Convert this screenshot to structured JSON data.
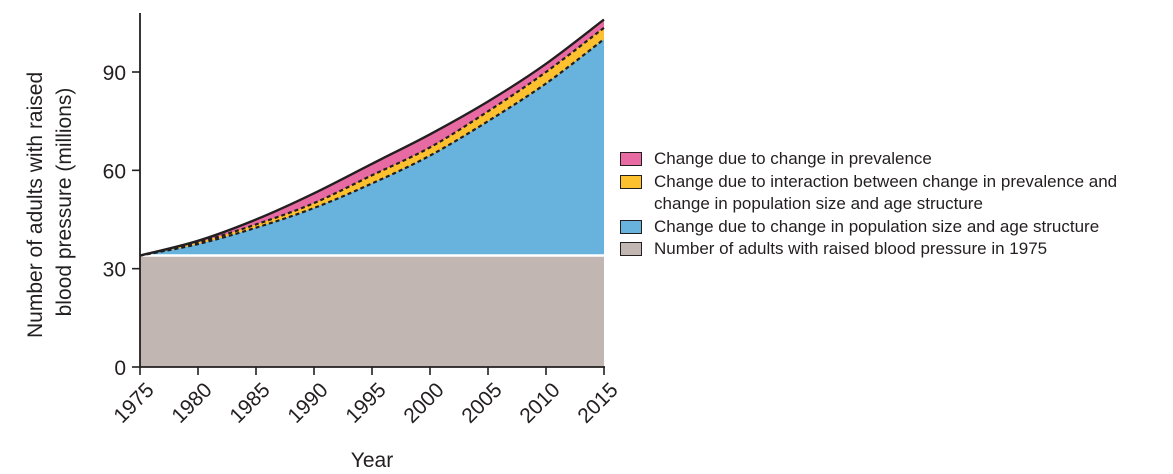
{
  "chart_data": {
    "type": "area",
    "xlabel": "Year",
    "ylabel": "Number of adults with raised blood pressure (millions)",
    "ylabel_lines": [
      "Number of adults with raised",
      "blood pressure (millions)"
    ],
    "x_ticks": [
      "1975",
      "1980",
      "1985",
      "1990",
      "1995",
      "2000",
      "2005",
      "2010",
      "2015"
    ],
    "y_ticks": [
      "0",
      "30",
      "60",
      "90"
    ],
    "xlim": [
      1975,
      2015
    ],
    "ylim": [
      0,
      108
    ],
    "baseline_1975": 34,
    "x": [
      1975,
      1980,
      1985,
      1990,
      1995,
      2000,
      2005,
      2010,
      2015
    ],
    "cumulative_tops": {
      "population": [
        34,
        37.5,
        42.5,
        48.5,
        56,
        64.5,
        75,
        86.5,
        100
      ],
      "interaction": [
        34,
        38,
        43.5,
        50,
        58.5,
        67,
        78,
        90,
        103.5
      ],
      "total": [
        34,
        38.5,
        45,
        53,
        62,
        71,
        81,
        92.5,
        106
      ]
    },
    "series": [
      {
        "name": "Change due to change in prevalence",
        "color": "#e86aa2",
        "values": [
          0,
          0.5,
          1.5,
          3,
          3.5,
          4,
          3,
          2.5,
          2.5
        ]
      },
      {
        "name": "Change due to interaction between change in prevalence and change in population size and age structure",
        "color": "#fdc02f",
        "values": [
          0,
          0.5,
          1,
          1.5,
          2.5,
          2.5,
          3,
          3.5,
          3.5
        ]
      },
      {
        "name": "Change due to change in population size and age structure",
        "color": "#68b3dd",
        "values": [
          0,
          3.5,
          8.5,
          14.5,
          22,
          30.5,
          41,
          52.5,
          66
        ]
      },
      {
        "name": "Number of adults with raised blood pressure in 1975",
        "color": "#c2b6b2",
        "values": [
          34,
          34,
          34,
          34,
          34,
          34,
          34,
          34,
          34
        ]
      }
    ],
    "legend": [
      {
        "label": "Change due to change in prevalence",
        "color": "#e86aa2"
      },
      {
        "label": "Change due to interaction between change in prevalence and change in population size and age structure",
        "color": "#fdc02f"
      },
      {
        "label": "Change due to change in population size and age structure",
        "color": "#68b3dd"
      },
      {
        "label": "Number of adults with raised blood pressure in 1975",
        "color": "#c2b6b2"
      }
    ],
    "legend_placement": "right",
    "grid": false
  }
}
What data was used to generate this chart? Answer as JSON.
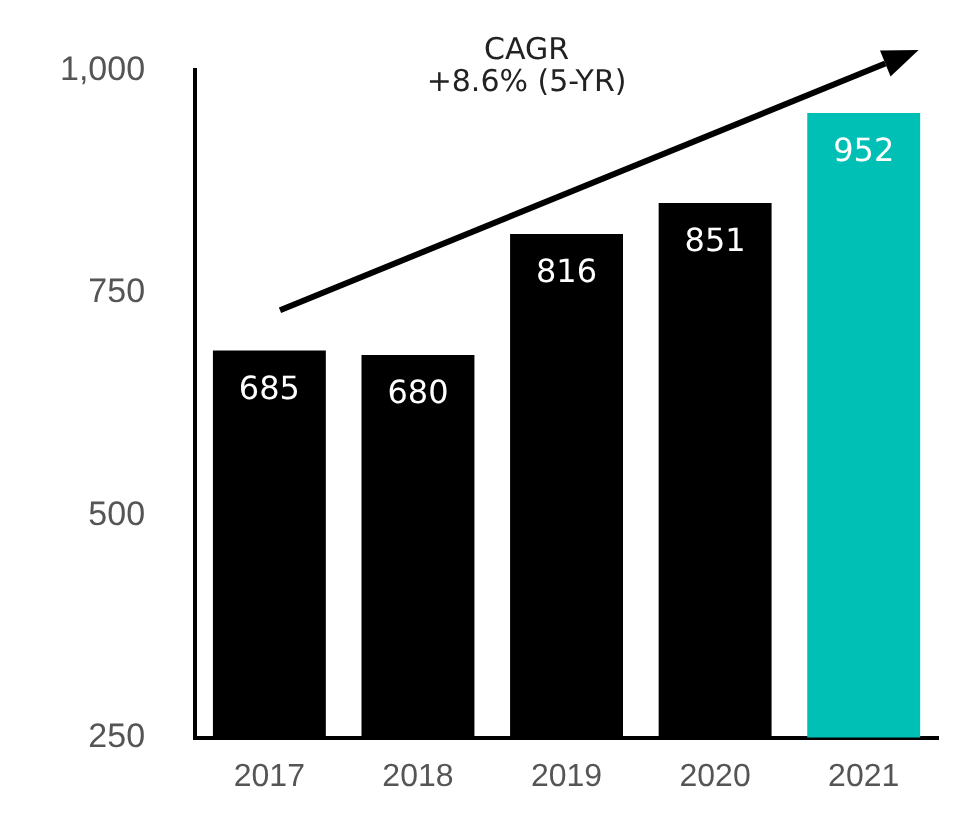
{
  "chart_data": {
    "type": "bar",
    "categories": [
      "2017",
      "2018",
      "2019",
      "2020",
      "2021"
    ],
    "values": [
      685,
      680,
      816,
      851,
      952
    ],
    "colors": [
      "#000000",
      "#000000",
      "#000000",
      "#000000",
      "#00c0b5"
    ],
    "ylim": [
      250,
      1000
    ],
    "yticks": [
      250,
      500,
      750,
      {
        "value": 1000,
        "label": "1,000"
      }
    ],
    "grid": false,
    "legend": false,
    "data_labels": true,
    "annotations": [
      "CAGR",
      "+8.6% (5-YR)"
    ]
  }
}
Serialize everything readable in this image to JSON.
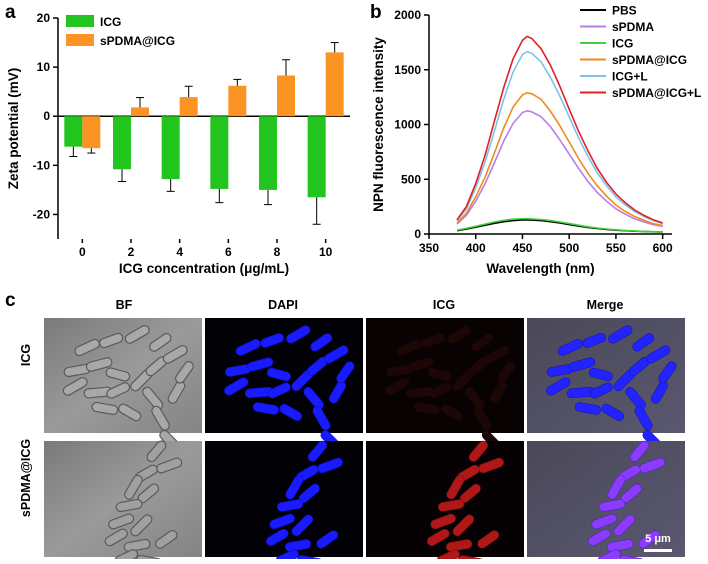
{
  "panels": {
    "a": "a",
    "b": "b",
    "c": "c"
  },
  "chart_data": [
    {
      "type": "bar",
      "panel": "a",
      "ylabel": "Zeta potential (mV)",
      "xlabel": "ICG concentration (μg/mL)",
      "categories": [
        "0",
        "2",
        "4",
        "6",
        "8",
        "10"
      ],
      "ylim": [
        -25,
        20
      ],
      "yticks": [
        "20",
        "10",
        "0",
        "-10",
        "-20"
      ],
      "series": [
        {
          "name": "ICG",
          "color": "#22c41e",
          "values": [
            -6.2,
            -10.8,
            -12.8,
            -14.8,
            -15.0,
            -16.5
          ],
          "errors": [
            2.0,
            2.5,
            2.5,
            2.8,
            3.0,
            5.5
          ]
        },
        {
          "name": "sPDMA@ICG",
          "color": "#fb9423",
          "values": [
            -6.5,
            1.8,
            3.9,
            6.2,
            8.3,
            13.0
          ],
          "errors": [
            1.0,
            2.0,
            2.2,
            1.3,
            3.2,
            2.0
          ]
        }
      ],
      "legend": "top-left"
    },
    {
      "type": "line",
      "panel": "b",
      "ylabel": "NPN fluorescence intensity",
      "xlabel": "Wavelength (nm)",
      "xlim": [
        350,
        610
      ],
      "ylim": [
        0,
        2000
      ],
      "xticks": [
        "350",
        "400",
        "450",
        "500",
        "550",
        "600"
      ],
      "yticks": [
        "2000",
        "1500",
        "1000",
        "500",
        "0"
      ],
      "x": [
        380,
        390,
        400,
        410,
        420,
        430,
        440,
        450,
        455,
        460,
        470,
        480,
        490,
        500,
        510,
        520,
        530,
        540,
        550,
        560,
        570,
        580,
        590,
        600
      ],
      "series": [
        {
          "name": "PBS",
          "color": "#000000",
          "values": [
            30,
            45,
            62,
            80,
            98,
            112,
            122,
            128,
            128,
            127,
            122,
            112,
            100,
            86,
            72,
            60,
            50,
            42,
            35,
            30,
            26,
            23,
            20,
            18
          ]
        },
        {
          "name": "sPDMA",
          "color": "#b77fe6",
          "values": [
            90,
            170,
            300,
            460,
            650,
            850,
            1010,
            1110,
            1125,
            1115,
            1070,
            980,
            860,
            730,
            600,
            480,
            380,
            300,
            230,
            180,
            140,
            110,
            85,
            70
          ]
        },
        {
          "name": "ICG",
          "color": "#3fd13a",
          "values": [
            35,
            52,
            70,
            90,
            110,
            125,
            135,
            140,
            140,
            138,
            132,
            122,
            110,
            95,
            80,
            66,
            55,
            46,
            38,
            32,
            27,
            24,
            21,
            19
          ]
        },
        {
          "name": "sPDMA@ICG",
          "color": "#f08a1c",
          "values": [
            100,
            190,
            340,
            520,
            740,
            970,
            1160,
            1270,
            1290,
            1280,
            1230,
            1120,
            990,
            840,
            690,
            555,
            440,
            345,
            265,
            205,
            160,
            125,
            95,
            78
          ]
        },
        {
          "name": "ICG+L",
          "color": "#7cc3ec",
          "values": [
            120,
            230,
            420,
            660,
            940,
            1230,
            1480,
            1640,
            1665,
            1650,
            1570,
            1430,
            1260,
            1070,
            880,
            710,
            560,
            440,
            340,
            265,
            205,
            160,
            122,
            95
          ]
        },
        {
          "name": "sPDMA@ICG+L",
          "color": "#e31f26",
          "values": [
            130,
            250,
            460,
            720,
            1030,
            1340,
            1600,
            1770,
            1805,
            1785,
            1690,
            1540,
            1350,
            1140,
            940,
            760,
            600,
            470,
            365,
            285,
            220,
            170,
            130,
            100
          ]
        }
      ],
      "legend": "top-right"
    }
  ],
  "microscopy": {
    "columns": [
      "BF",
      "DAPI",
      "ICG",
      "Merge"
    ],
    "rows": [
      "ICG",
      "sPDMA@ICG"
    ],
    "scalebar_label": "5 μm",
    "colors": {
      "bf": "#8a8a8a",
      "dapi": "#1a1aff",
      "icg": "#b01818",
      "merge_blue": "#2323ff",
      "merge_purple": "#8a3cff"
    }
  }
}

__The exercise__.
In the records above, locate each line with the word "between". Copy all such lines.

__Answer for this exercise__.
        "name": "Change due to interaction between change in prevalence and change in population size and age structure",
        "label": "Change due to interaction between change in prevalence and change in population size and age structure",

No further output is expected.